Task inputs:
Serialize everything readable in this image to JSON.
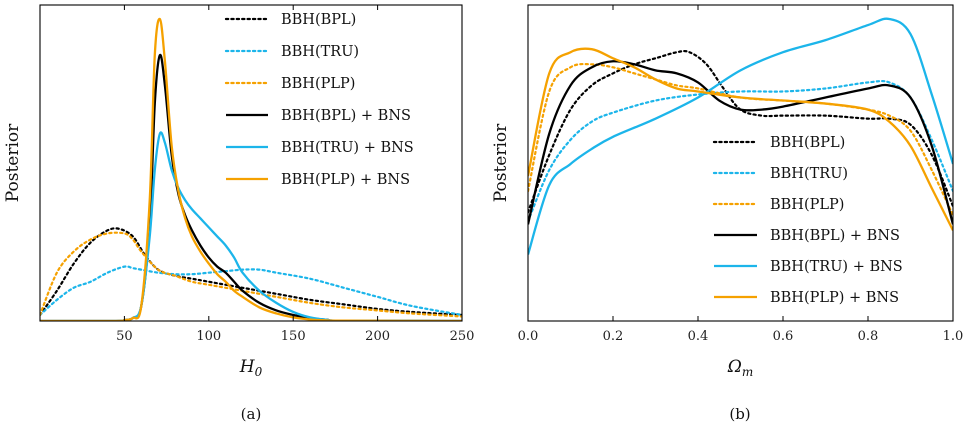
{
  "colors": {
    "BPL": "#000000",
    "TRU": "#1cb5ea",
    "PLP": "#f5a100"
  },
  "chart_data": [
    {
      "type": "line",
      "panel_caption": "(a)",
      "xlabel_main": "H",
      "xlabel_sub": "0",
      "ylabel": "Posterior",
      "xlim": [
        0,
        250
      ],
      "ylim": [
        0,
        1.0
      ],
      "xticks": [
        50,
        100,
        150,
        200,
        250
      ],
      "xtick_labels": [
        "50",
        "100",
        "150",
        "200",
        "250"
      ],
      "legend_position": "upper-right",
      "series": [
        {
          "name": "BBH(BPL)",
          "color": "BPL",
          "dash": "dotted",
          "x": [
            0,
            10,
            20,
            30,
            40,
            47,
            55,
            62,
            70,
            80,
            90,
            100,
            120,
            140,
            160,
            180,
            200,
            220,
            250
          ],
          "y": [
            0.02,
            0.1,
            0.19,
            0.26,
            0.3,
            0.305,
            0.28,
            0.22,
            0.17,
            0.15,
            0.14,
            0.13,
            0.11,
            0.09,
            0.07,
            0.055,
            0.04,
            0.03,
            0.02
          ]
        },
        {
          "name": "BBH(TRU)",
          "color": "TRU",
          "dash": "dotted",
          "x": [
            0,
            10,
            20,
            30,
            40,
            50,
            55,
            60,
            70,
            80,
            90,
            100,
            110,
            120,
            130,
            140,
            160,
            180,
            200,
            220,
            250
          ],
          "y": [
            0.02,
            0.07,
            0.11,
            0.13,
            0.16,
            0.18,
            0.175,
            0.17,
            0.16,
            0.155,
            0.155,
            0.16,
            0.165,
            0.17,
            0.17,
            0.16,
            0.14,
            0.11,
            0.08,
            0.05,
            0.02
          ]
        },
        {
          "name": "BBH(PLP)",
          "color": "PLP",
          "dash": "dotted",
          "x": [
            0,
            10,
            20,
            30,
            40,
            50,
            55,
            60,
            70,
            80,
            90,
            100,
            120,
            140,
            160,
            180,
            200,
            220,
            250
          ],
          "y": [
            0.02,
            0.16,
            0.23,
            0.27,
            0.29,
            0.29,
            0.27,
            0.23,
            0.17,
            0.15,
            0.13,
            0.12,
            0.1,
            0.08,
            0.06,
            0.045,
            0.035,
            0.025,
            0.015
          ]
        },
        {
          "name": "BBH(BPL) + BNS",
          "color": "BPL",
          "dash": "solid",
          "x": [
            0,
            45,
            50,
            55,
            60,
            65,
            68,
            71,
            74,
            78,
            82,
            86,
            90,
            95,
            100,
            105,
            110,
            115,
            120,
            130,
            140,
            150,
            160,
            170,
            180,
            250
          ],
          "y": [
            0,
            0,
            0.003,
            0.01,
            0.05,
            0.32,
            0.72,
            0.88,
            0.78,
            0.55,
            0.42,
            0.35,
            0.3,
            0.25,
            0.21,
            0.18,
            0.16,
            0.13,
            0.1,
            0.06,
            0.035,
            0.02,
            0.01,
            0.004,
            0.001,
            0
          ]
        },
        {
          "name": "BBH(TRU) + BNS",
          "color": "TRU",
          "dash": "solid",
          "x": [
            0,
            45,
            50,
            55,
            60,
            65,
            68,
            71,
            74,
            78,
            82,
            86,
            90,
            95,
            100,
            105,
            110,
            115,
            120,
            130,
            140,
            150,
            160,
            170,
            180,
            250
          ],
          "y": [
            0,
            0,
            0.003,
            0.01,
            0.05,
            0.28,
            0.5,
            0.62,
            0.59,
            0.5,
            0.44,
            0.4,
            0.37,
            0.34,
            0.31,
            0.28,
            0.25,
            0.21,
            0.16,
            0.1,
            0.06,
            0.03,
            0.012,
            0.004,
            0.001,
            0
          ]
        },
        {
          "name": "BBH(PLP) + BNS",
          "color": "PLP",
          "dash": "solid",
          "x": [
            0,
            45,
            50,
            55,
            60,
            65,
            68,
            71,
            74,
            78,
            82,
            86,
            90,
            95,
            100,
            105,
            110,
            115,
            120,
            130,
            140,
            150,
            160,
            170,
            180,
            250
          ],
          "y": [
            0,
            0,
            0.003,
            0.01,
            0.05,
            0.4,
            0.88,
            1.0,
            0.86,
            0.58,
            0.43,
            0.34,
            0.28,
            0.23,
            0.19,
            0.155,
            0.13,
            0.1,
            0.08,
            0.045,
            0.025,
            0.012,
            0.005,
            0.002,
            0.001,
            0
          ]
        }
      ]
    },
    {
      "type": "line",
      "panel_caption": "(b)",
      "xlabel_main": "Ω",
      "xlabel_sub": "m",
      "ylabel": "Posterior",
      "xlim": [
        0,
        1.0
      ],
      "ylim": [
        0,
        1.0
      ],
      "xticks": [
        0.0,
        0.2,
        0.4,
        0.6,
        0.8,
        1.0
      ],
      "xtick_labels": [
        "0.0",
        "0.2",
        "0.4",
        "0.6",
        "0.8",
        "1.0"
      ],
      "legend_position": "lower-right",
      "series": [
        {
          "name": "BBH(BPL)",
          "color": "BPL",
          "dash": "dotted",
          "x": [
            0,
            0.05,
            0.1,
            0.15,
            0.2,
            0.25,
            0.3,
            0.35,
            0.38,
            0.42,
            0.46,
            0.5,
            0.55,
            0.6,
            0.7,
            0.8,
            0.85,
            0.9,
            0.95,
            1.0
          ],
          "y": [
            0.36,
            0.55,
            0.7,
            0.78,
            0.82,
            0.85,
            0.87,
            0.89,
            0.89,
            0.85,
            0.77,
            0.7,
            0.68,
            0.68,
            0.68,
            0.67,
            0.67,
            0.65,
            0.55,
            0.38
          ]
        },
        {
          "name": "BBH(TRU)",
          "color": "TRU",
          "dash": "dotted",
          "x": [
            0,
            0.05,
            0.1,
            0.15,
            0.2,
            0.3,
            0.4,
            0.5,
            0.6,
            0.7,
            0.8,
            0.85,
            0.9,
            0.95,
            1.0
          ],
          "y": [
            0.33,
            0.5,
            0.6,
            0.66,
            0.69,
            0.73,
            0.75,
            0.76,
            0.76,
            0.77,
            0.79,
            0.79,
            0.74,
            0.6,
            0.43
          ]
        },
        {
          "name": "BBH(PLP)",
          "color": "PLP",
          "dash": "dotted",
          "x": [
            0,
            0.05,
            0.1,
            0.15,
            0.2,
            0.25,
            0.3,
            0.35,
            0.4,
            0.5,
            0.6,
            0.7,
            0.8,
            0.85,
            0.9,
            0.95,
            1.0
          ],
          "y": [
            0.43,
            0.76,
            0.84,
            0.85,
            0.84,
            0.82,
            0.8,
            0.78,
            0.77,
            0.74,
            0.73,
            0.72,
            0.7,
            0.68,
            0.63,
            0.5,
            0.35
          ]
        },
        {
          "name": "BBH(BPL) + BNS",
          "color": "BPL",
          "dash": "solid",
          "x": [
            0,
            0.05,
            0.1,
            0.15,
            0.2,
            0.25,
            0.3,
            0.35,
            0.4,
            0.45,
            0.5,
            0.55,
            0.6,
            0.7,
            0.8,
            0.85,
            0.9,
            0.95,
            1.0
          ],
          "y": [
            0.32,
            0.62,
            0.78,
            0.84,
            0.86,
            0.85,
            0.83,
            0.82,
            0.79,
            0.73,
            0.7,
            0.7,
            0.71,
            0.74,
            0.77,
            0.78,
            0.74,
            0.58,
            0.32
          ]
        },
        {
          "name": "BBH(TRU) + BNS",
          "color": "TRU",
          "dash": "solid",
          "x": [
            0,
            0.05,
            0.1,
            0.15,
            0.2,
            0.3,
            0.4,
            0.5,
            0.6,
            0.7,
            0.8,
            0.85,
            0.9,
            0.95,
            1.0
          ],
          "y": [
            0.22,
            0.45,
            0.52,
            0.57,
            0.61,
            0.67,
            0.74,
            0.83,
            0.89,
            0.93,
            0.98,
            1.0,
            0.95,
            0.75,
            0.52
          ]
        },
        {
          "name": "BBH(PLP) + BNS",
          "color": "PLP",
          "dash": "solid",
          "x": [
            0,
            0.05,
            0.1,
            0.15,
            0.2,
            0.25,
            0.3,
            0.35,
            0.4,
            0.5,
            0.6,
            0.7,
            0.8,
            0.85,
            0.9,
            0.95,
            1.0
          ],
          "y": [
            0.48,
            0.82,
            0.89,
            0.9,
            0.87,
            0.84,
            0.8,
            0.77,
            0.76,
            0.74,
            0.73,
            0.72,
            0.7,
            0.66,
            0.58,
            0.44,
            0.3
          ]
        }
      ]
    }
  ]
}
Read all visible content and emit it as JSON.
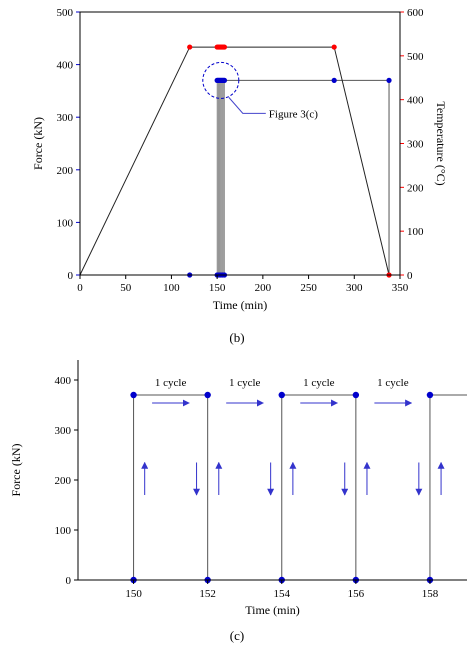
{
  "chart_data": [
    {
      "panel": "(b)",
      "type": "line",
      "xlabel": "Time (min)",
      "ylabel": "Force (kN)",
      "y2label": "Temperature (°C)",
      "xlim": [
        0,
        350
      ],
      "ylim": [
        0,
        500
      ],
      "y2lim": [
        0,
        600
      ],
      "xticks": [
        0,
        50,
        100,
        150,
        200,
        250,
        300,
        350
      ],
      "yticks": [
        0,
        100,
        200,
        300,
        400,
        500
      ],
      "y2ticks": [
        0,
        100,
        200,
        300,
        400,
        500,
        600
      ],
      "grid": false,
      "colors": {
        "force": "#0000cc",
        "temperature": "#ff0000",
        "line": "#555555"
      },
      "series": [
        {
          "axis": "temperature",
          "x": [
            0,
            120,
            278,
            338
          ],
          "y": [
            0,
            520,
            520,
            0
          ],
          "markers": {
            "x": [
              120,
              150,
              151,
              152,
              153,
              154,
              155,
              156,
              157,
              158,
              278,
              338
            ],
            "y": [
              520,
              520,
              520,
              520,
              520,
              520,
              520,
              520,
              520,
              520,
              520,
              0
            ]
          }
        },
        {
          "axis": "force",
          "hold_start": 158,
          "x": [
            150,
            150,
            152,
            152,
            154,
            154,
            156,
            156,
            158,
            158,
            278,
            338,
            338
          ],
          "y": [
            0,
            370,
            370,
            0,
            0,
            370,
            370,
            0,
            0,
            370,
            370,
            370,
            0
          ],
          "markers": {
            "x": [
              120,
              150,
              152,
              154,
              156,
              158,
              278,
              338,
              150,
              151,
              152,
              153,
              154,
              155,
              156,
              157,
              158
            ],
            "y": [
              0,
              0,
              0,
              0,
              0,
              0,
              370,
              370,
              370,
              370,
              370,
              370,
              370,
              370,
              370,
              370,
              370
            ]
          }
        }
      ],
      "annotation": {
        "text": "Figure 3(c)",
        "x": 154,
        "y": 370
      }
    },
    {
      "panel": "(c)",
      "type": "line",
      "xlabel": "Time (min)",
      "ylabel": "Force (kN)",
      "xlim": [
        148.5,
        159
      ],
      "ylim": [
        0,
        440
      ],
      "xticks": [
        150,
        152,
        154,
        156,
        158
      ],
      "yticks": [
        0,
        100,
        200,
        300,
        400
      ],
      "grid": false,
      "colors": {
        "force": "#0000cc",
        "line": "#555555",
        "arrow": "#3333cc"
      },
      "series": [
        {
          "axis": "force",
          "x": [
            150,
            150,
            152,
            152,
            154,
            154,
            156,
            156,
            158,
            158,
            159
          ],
          "y": [
            0,
            370,
            370,
            0,
            0,
            370,
            370,
            0,
            0,
            370,
            370
          ],
          "markers": {
            "x": [
              150,
              152,
              154,
              156,
              158,
              150,
              152,
              154,
              156,
              158
            ],
            "y": [
              370,
              370,
              370,
              370,
              370,
              0,
              0,
              0,
              0,
              0
            ]
          }
        }
      ],
      "cycle_labels": [
        {
          "text": "1 cycle",
          "x": 151
        },
        {
          "text": "1 cycle",
          "x": 153
        },
        {
          "text": "1 cycle",
          "x": 155
        },
        {
          "text": "1 cycle",
          "x": 157
        }
      ],
      "arrows": [
        {
          "dir": "right",
          "x1": 150.5,
          "x2": 151.5,
          "y": 354
        },
        {
          "dir": "right",
          "x1": 152.5,
          "x2": 153.5,
          "y": 354
        },
        {
          "dir": "right",
          "x1": 154.5,
          "x2": 155.5,
          "y": 354
        },
        {
          "dir": "right",
          "x1": 156.5,
          "x2": 157.5,
          "y": 354
        },
        {
          "dir": "up",
          "x": 150.3,
          "y1": 170,
          "y2": 235
        },
        {
          "dir": "down",
          "x": 151.7,
          "y1": 235,
          "y2": 170
        },
        {
          "dir": "up",
          "x": 152.3,
          "y1": 170,
          "y2": 235
        },
        {
          "dir": "down",
          "x": 153.7,
          "y1": 235,
          "y2": 170
        },
        {
          "dir": "up",
          "x": 154.3,
          "y1": 170,
          "y2": 235
        },
        {
          "dir": "down",
          "x": 155.7,
          "y1": 235,
          "y2": 170
        },
        {
          "dir": "up",
          "x": 156.3,
          "y1": 170,
          "y2": 235
        },
        {
          "dir": "down",
          "x": 157.7,
          "y1": 235,
          "y2": 170
        },
        {
          "dir": "up",
          "x": 158.3,
          "y1": 170,
          "y2": 235
        }
      ]
    }
  ],
  "captions": {
    "b": "(b)",
    "c": "(c)"
  }
}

Brief:
Read the entries and pick out all lines that include the word "JSON".

Solved problem:
Serialize everything readable in this image to JSON.
Read all visible content and emit it as JSON.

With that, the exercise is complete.